BRIEF ::
Send each entry back exactly as given, pictures excluded.

==============================

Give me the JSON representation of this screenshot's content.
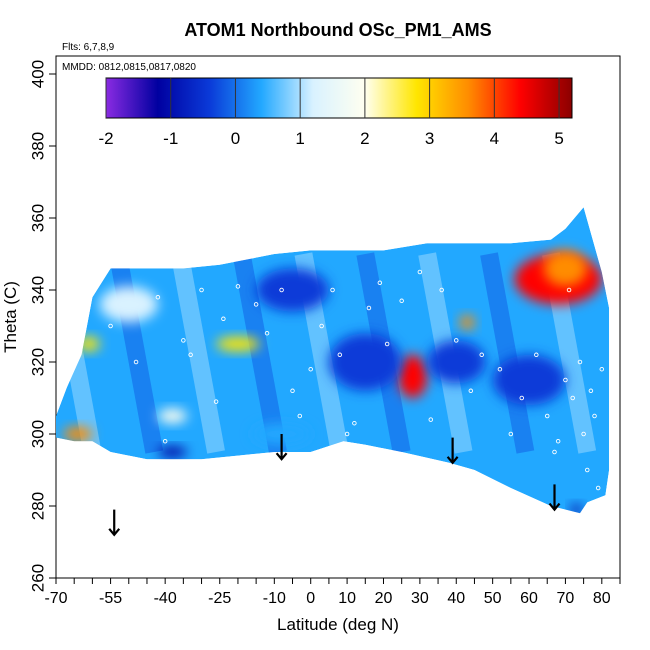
{
  "chart_data": {
    "type": "heatmap",
    "title": "ATOM1 Northbound OSc_PM1_AMS",
    "annotations": [
      "Flts: 6,7,8,9",
      "MMDD: 0812,0815,0817,0820"
    ],
    "xlabel": "Latitude (deg N)",
    "ylabel": "Theta (C)",
    "xlim": [
      -70,
      85
    ],
    "ylim": [
      260,
      405
    ],
    "x_ticks": [
      -70,
      -55,
      -40,
      -25,
      -10,
      0,
      10,
      20,
      30,
      40,
      50,
      60,
      70,
      80
    ],
    "x_tick_labels": [
      "-70",
      "-55",
      "-40",
      "-25",
      "-10",
      "0",
      "10",
      "20",
      "30",
      "40",
      "50",
      "60",
      "70",
      "80"
    ],
    "y_ticks": [
      260,
      280,
      300,
      320,
      340,
      360,
      380,
      400
    ],
    "y_tick_labels": [
      "260",
      "280",
      "300",
      "320",
      "340",
      "360",
      "380",
      "400"
    ],
    "colorbar": {
      "range": [
        -2,
        5.2
      ],
      "ticks": [
        -2,
        -1,
        0,
        1,
        2,
        3,
        4,
        5
      ],
      "tick_labels": [
        "-2",
        "-1",
        "0",
        "1",
        "2",
        "3",
        "4",
        "5"
      ],
      "colors": [
        "#8a2be2",
        "#0000a0",
        "#0a3ad8",
        "#22a8ff",
        "#d9f2ff",
        "#fffff0",
        "#ffe600",
        "#ff8c00",
        "#ff0000",
        "#8b0000"
      ]
    },
    "field_background_value": 0.5,
    "field_outline": [
      [
        -55,
        346
      ],
      [
        -45,
        346
      ],
      [
        -35,
        346
      ],
      [
        -25,
        347
      ],
      [
        -10,
        350
      ],
      [
        0,
        351
      ],
      [
        10,
        351
      ],
      [
        20,
        351
      ],
      [
        32,
        353
      ],
      [
        45,
        353
      ],
      [
        55,
        353
      ],
      [
        66,
        354
      ],
      [
        70,
        357
      ],
      [
        75,
        363
      ],
      [
        80,
        345
      ],
      [
        82,
        335
      ],
      [
        82,
        290
      ],
      [
        81,
        283
      ],
      [
        76,
        281
      ],
      [
        74,
        278
      ],
      [
        70,
        279
      ],
      [
        66,
        280
      ],
      [
        55,
        285
      ],
      [
        45,
        290
      ],
      [
        38,
        292
      ],
      [
        25,
        295
      ],
      [
        15,
        297
      ],
      [
        9,
        298
      ],
      [
        0,
        295
      ],
      [
        -10,
        295
      ],
      [
        -20,
        294
      ],
      [
        -30,
        293
      ],
      [
        -45,
        293
      ],
      [
        -55,
        295
      ],
      [
        -60,
        298
      ],
      [
        -65,
        298
      ],
      [
        -70,
        299
      ],
      [
        -70,
        305
      ],
      [
        -67,
        313
      ],
      [
        -63,
        322
      ],
      [
        -60,
        338
      ]
    ],
    "field_features": [
      {
        "lat": 68,
        "theta": 343,
        "rx": 12,
        "ry": 7,
        "value": 4.6
      },
      {
        "lat": 70,
        "theta": 346,
        "rx": 6,
        "ry": 5,
        "value": 3.8
      },
      {
        "lat": 28,
        "theta": 316,
        "rx": 4,
        "ry": 6,
        "value": 4.2
      },
      {
        "lat": -64,
        "theta": 300,
        "rx": 4,
        "ry": 2,
        "value": 3.5
      },
      {
        "lat": -61,
        "theta": 325,
        "rx": 3,
        "ry": 2,
        "value": 2.6
      },
      {
        "lat": -20,
        "theta": 325,
        "rx": 6,
        "ry": 2,
        "value": 2.8
      },
      {
        "lat": -38,
        "theta": 305,
        "rx": 4,
        "ry": 2,
        "value": 2.2
      },
      {
        "lat": 43,
        "theta": 331,
        "rx": 2,
        "ry": 2,
        "value": 3.2
      },
      {
        "lat": -5,
        "theta": 340,
        "rx": 10,
        "ry": 6,
        "value": -0.6
      },
      {
        "lat": 15,
        "theta": 320,
        "rx": 10,
        "ry": 8,
        "value": -0.5
      },
      {
        "lat": 40,
        "theta": 320,
        "rx": 8,
        "ry": 6,
        "value": -0.6
      },
      {
        "lat": 60,
        "theta": 315,
        "rx": 10,
        "ry": 7,
        "value": -0.8
      },
      {
        "lat": -38,
        "theta": 295,
        "rx": 4,
        "ry": 1.5,
        "value": -1.2
      },
      {
        "lat": 73,
        "theta": 279,
        "rx": 1.5,
        "ry": 1.5,
        "value": -1.0
      },
      {
        "lat": -50,
        "theta": 336,
        "rx": 8,
        "ry": 5,
        "value": 1.4
      },
      {
        "lat": -8,
        "theta": 300,
        "rx": 8,
        "ry": 3,
        "value": 0.2
      }
    ],
    "sample_points": [
      {
        "lat": -55,
        "theta": 330
      },
      {
        "lat": -48,
        "theta": 320
      },
      {
        "lat": -42,
        "theta": 338
      },
      {
        "lat": -35,
        "theta": 326
      },
      {
        "lat": -30,
        "theta": 340
      },
      {
        "lat": -24,
        "theta": 332
      },
      {
        "lat": -20,
        "theta": 341
      },
      {
        "lat": -15,
        "theta": 336
      },
      {
        "lat": -12,
        "theta": 328
      },
      {
        "lat": -8,
        "theta": 340
      },
      {
        "lat": -5,
        "theta": 312
      },
      {
        "lat": -3,
        "theta": 305
      },
      {
        "lat": 0,
        "theta": 318
      },
      {
        "lat": 3,
        "theta": 330
      },
      {
        "lat": 6,
        "theta": 340
      },
      {
        "lat": 8,
        "theta": 322
      },
      {
        "lat": 12,
        "theta": 303
      },
      {
        "lat": 16,
        "theta": 335
      },
      {
        "lat": 19,
        "theta": 342
      },
      {
        "lat": 21,
        "theta": 325
      },
      {
        "lat": 25,
        "theta": 337
      },
      {
        "lat": 30,
        "theta": 345
      },
      {
        "lat": 33,
        "theta": 304
      },
      {
        "lat": 36,
        "theta": 340
      },
      {
        "lat": 40,
        "theta": 326
      },
      {
        "lat": 44,
        "theta": 312
      },
      {
        "lat": 47,
        "theta": 322
      },
      {
        "lat": 52,
        "theta": 318
      },
      {
        "lat": 55,
        "theta": 300
      },
      {
        "lat": 58,
        "theta": 310
      },
      {
        "lat": 62,
        "theta": 322
      },
      {
        "lat": 65,
        "theta": 305
      },
      {
        "lat": 68,
        "theta": 298
      },
      {
        "lat": 70,
        "theta": 315
      },
      {
        "lat": 72,
        "theta": 310
      },
      {
        "lat": 74,
        "theta": 320
      },
      {
        "lat": 75,
        "theta": 300
      },
      {
        "lat": 76,
        "theta": 290
      },
      {
        "lat": 77,
        "theta": 312
      },
      {
        "lat": 78,
        "theta": 305
      },
      {
        "lat": 79,
        "theta": 285
      },
      {
        "lat": 80,
        "theta": 318
      },
      {
        "lat": -40,
        "theta": 298
      },
      {
        "lat": -33,
        "theta": 322
      },
      {
        "lat": 10,
        "theta": 300
      },
      {
        "lat": 67,
        "theta": 295
      },
      {
        "lat": 71,
        "theta": 340
      },
      {
        "lat": -26,
        "theta": 309
      }
    ],
    "arrows": [
      {
        "lat": -54,
        "theta_top": 279,
        "theta_bottom": 272
      },
      {
        "lat": -8,
        "theta_top": 300,
        "theta_bottom": 293
      },
      {
        "lat": 39,
        "theta_top": 299,
        "theta_bottom": 292
      },
      {
        "lat": 67,
        "theta_top": 286,
        "theta_bottom": 279
      }
    ]
  }
}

==============================

WRITTEN SOLUTION ::
Give me the JSON representation of this screenshot's content.
{
  "chart_data": {
    "type": "heatmap",
    "title": "ATOM1 Northbound OSc_PM1_AMS",
    "annotations": [
      "Flts: 6,7,8,9",
      "MMDD: 0812,0815,0817,0820"
    ],
    "xlabel": "Latitude (deg N)",
    "ylabel": "Theta (C)",
    "xlim": [
      -70,
      85
    ],
    "ylim": [
      260,
      405
    ],
    "x_ticks": [
      -70,
      -55,
      -40,
      -25,
      -10,
      0,
      10,
      20,
      30,
      40,
      50,
      60,
      70,
      80
    ],
    "x_tick_labels": [
      "-70",
      "-55",
      "-40",
      "-25",
      "-10",
      "0",
      "10",
      "20",
      "30",
      "40",
      "50",
      "60",
      "70",
      "80"
    ],
    "y_ticks": [
      260,
      280,
      300,
      320,
      340,
      360,
      380,
      400
    ],
    "y_tick_labels": [
      "260",
      "280",
      "300",
      "320",
      "340",
      "360",
      "380",
      "400"
    ],
    "colorbar": {
      "range": [
        -2,
        5.2
      ],
      "ticks": [
        -2,
        -1,
        0,
        1,
        2,
        3,
        4,
        5
      ],
      "tick_labels": [
        "-2",
        "-1",
        "0",
        "1",
        "2",
        "3",
        "4",
        "5"
      ],
      "colors": [
        "#8a2be2",
        "#0000a0",
        "#0a3ad8",
        "#22a8ff",
        "#d9f2ff",
        "#fffff0",
        "#ffe600",
        "#ff8c00",
        "#ff0000",
        "#8b0000"
      ]
    },
    "field_background_value": 0.5,
    "field_outline": [
      [
        -55,
        346
      ],
      [
        -45,
        346
      ],
      [
        -35,
        346
      ],
      [
        -25,
        347
      ],
      [
        -10,
        350
      ],
      [
        0,
        351
      ],
      [
        10,
        351
      ],
      [
        20,
        351
      ],
      [
        32,
        353
      ],
      [
        45,
        353
      ],
      [
        55,
        353
      ],
      [
        66,
        354
      ],
      [
        70,
        357
      ],
      [
        75,
        363
      ],
      [
        80,
        345
      ],
      [
        82,
        335
      ],
      [
        82,
        290
      ],
      [
        81,
        283
      ],
      [
        76,
        281
      ],
      [
        74,
        278
      ],
      [
        70,
        279
      ],
      [
        66,
        280
      ],
      [
        55,
        285
      ],
      [
        45,
        290
      ],
      [
        38,
        292
      ],
      [
        25,
        295
      ],
      [
        15,
        297
      ],
      [
        9,
        298
      ],
      [
        0,
        295
      ],
      [
        -10,
        295
      ],
      [
        -20,
        294
      ],
      [
        -30,
        293
      ],
      [
        -45,
        293
      ],
      [
        -55,
        295
      ],
      [
        -60,
        298
      ],
      [
        -65,
        298
      ],
      [
        -70,
        299
      ],
      [
        -70,
        305
      ],
      [
        -67,
        313
      ],
      [
        -63,
        322
      ],
      [
        -60,
        338
      ]
    ],
    "field_features": [
      {
        "lat": 68,
        "theta": 343,
        "rx": 12,
        "ry": 7,
        "value": 4.6
      },
      {
        "lat": 70,
        "theta": 346,
        "rx": 6,
        "ry": 5,
        "value": 3.8
      },
      {
        "lat": 28,
        "theta": 316,
        "rx": 4,
        "ry": 6,
        "value": 4.2
      },
      {
        "lat": -64,
        "theta": 300,
        "rx": 4,
        "ry": 2,
        "value": 3.5
      },
      {
        "lat": -61,
        "theta": 325,
        "rx": 3,
        "ry": 2,
        "value": 2.6
      },
      {
        "lat": -20,
        "theta": 325,
        "rx": 6,
        "ry": 2,
        "value": 2.8
      },
      {
        "lat": -38,
        "theta": 305,
        "rx": 4,
        "ry": 2,
        "value": 2.2
      },
      {
        "lat": 43,
        "theta": 331,
        "rx": 2,
        "ry": 2,
        "value": 3.2
      },
      {
        "lat": -5,
        "theta": 340,
        "rx": 10,
        "ry": 6,
        "value": -0.6
      },
      {
        "lat": 15,
        "theta": 320,
        "rx": 10,
        "ry": 8,
        "value": -0.5
      },
      {
        "lat": 40,
        "theta": 320,
        "rx": 8,
        "ry": 6,
        "value": -0.6
      },
      {
        "lat": 60,
        "theta": 315,
        "rx": 10,
        "ry": 7,
        "value": -0.8
      },
      {
        "lat": -38,
        "theta": 295,
        "rx": 4,
        "ry": 1.5,
        "value": -1.2
      },
      {
        "lat": 73,
        "theta": 279,
        "rx": 1.5,
        "ry": 1.5,
        "value": -1.0
      },
      {
        "lat": -50,
        "theta": 336,
        "rx": 8,
        "ry": 5,
        "value": 1.4
      },
      {
        "lat": -8,
        "theta": 300,
        "rx": 8,
        "ry": 3,
        "value": 0.2
      }
    ],
    "sample_points": [
      {
        "lat": -55,
        "theta": 330
      },
      {
        "lat": -48,
        "theta": 320
      },
      {
        "lat": -42,
        "theta": 338
      },
      {
        "lat": -35,
        "theta": 326
      },
      {
        "lat": -30,
        "theta": 340
      },
      {
        "lat": -24,
        "theta": 332
      },
      {
        "lat": -20,
        "theta": 341
      },
      {
        "lat": -15,
        "theta": 336
      },
      {
        "lat": -12,
        "theta": 328
      },
      {
        "lat": -8,
        "theta": 340
      },
      {
        "lat": -5,
        "theta": 312
      },
      {
        "lat": -3,
        "theta": 305
      },
      {
        "lat": 0,
        "theta": 318
      },
      {
        "lat": 3,
        "theta": 330
      },
      {
        "lat": 6,
        "theta": 340
      },
      {
        "lat": 8,
        "theta": 322
      },
      {
        "lat": 12,
        "theta": 303
      },
      {
        "lat": 16,
        "theta": 335
      },
      {
        "lat": 19,
        "theta": 342
      },
      {
        "lat": 21,
        "theta": 325
      },
      {
        "lat": 25,
        "theta": 337
      },
      {
        "lat": 30,
        "theta": 345
      },
      {
        "lat": 33,
        "theta": 304
      },
      {
        "lat": 36,
        "theta": 340
      },
      {
        "lat": 40,
        "theta": 326
      },
      {
        "lat": 44,
        "theta": 312
      },
      {
        "lat": 47,
        "theta": 322
      },
      {
        "lat": 52,
        "theta": 318
      },
      {
        "lat": 55,
        "theta": 300
      },
      {
        "lat": 58,
        "theta": 310
      },
      {
        "lat": 62,
        "theta": 322
      },
      {
        "lat": 65,
        "theta": 305
      },
      {
        "lat": 68,
        "theta": 298
      },
      {
        "lat": 70,
        "theta": 315
      },
      {
        "lat": 72,
        "theta": 310
      },
      {
        "lat": 74,
        "theta": 320
      },
      {
        "lat": 75,
        "theta": 300
      },
      {
        "lat": 76,
        "theta": 290
      },
      {
        "lat": 77,
        "theta": 312
      },
      {
        "lat": 78,
        "theta": 305
      },
      {
        "lat": 79,
        "theta": 285
      },
      {
        "lat": 80,
        "theta": 318
      },
      {
        "lat": -40,
        "theta": 298
      },
      {
        "lat": -33,
        "theta": 322
      },
      {
        "lat": 10,
        "theta": 300
      },
      {
        "lat": 67,
        "theta": 295
      },
      {
        "lat": 71,
        "theta": 340
      },
      {
        "lat": -26,
        "theta": 309
      }
    ],
    "arrows": [
      {
        "lat": -54,
        "theta_top": 279,
        "theta_bottom": 272
      },
      {
        "lat": -8,
        "theta_top": 300,
        "theta_bottom": 293
      },
      {
        "lat": 39,
        "theta_top": 299,
        "theta_bottom": 292
      },
      {
        "lat": 67,
        "theta_top": 286,
        "theta_bottom": 279
      }
    ]
  }
}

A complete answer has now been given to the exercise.